WORK TO DO →
Work out how many lines of the listing hold "name", then state only that count.

--- start ---

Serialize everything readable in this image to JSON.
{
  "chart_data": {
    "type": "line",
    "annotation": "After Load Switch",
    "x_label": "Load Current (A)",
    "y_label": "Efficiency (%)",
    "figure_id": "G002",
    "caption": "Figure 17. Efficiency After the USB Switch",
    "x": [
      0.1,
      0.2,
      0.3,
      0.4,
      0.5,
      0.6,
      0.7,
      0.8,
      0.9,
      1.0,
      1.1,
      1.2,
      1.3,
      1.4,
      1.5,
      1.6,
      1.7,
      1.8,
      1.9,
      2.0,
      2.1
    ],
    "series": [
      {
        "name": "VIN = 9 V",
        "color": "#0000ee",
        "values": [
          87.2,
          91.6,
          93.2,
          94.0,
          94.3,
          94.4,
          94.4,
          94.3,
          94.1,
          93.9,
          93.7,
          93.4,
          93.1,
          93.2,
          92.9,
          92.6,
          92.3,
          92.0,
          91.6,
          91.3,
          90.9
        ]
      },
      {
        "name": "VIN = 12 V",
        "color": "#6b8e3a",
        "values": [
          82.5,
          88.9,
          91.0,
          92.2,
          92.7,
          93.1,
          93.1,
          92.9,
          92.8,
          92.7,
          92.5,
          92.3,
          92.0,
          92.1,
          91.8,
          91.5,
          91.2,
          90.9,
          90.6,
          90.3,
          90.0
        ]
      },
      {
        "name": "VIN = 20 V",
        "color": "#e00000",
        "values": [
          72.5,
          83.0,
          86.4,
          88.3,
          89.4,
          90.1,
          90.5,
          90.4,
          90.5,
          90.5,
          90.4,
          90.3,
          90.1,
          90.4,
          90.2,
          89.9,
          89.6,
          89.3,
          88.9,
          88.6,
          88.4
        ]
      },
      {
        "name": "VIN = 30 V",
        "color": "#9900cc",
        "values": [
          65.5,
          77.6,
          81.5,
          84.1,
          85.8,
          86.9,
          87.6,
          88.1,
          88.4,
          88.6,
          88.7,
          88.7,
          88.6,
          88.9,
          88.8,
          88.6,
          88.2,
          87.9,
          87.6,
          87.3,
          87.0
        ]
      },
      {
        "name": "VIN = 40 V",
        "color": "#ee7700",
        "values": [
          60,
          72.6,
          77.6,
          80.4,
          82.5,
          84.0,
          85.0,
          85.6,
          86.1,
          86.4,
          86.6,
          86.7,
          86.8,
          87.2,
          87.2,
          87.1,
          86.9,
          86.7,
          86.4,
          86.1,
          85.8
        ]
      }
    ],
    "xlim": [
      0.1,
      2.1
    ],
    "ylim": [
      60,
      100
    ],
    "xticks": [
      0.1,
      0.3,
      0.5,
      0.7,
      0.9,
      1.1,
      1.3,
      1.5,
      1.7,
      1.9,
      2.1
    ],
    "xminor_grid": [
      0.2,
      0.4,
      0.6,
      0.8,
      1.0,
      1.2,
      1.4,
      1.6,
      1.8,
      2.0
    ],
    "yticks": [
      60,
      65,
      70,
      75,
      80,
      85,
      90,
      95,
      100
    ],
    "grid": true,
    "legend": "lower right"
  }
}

--- end ---

COMPLETE OUTPUT →
5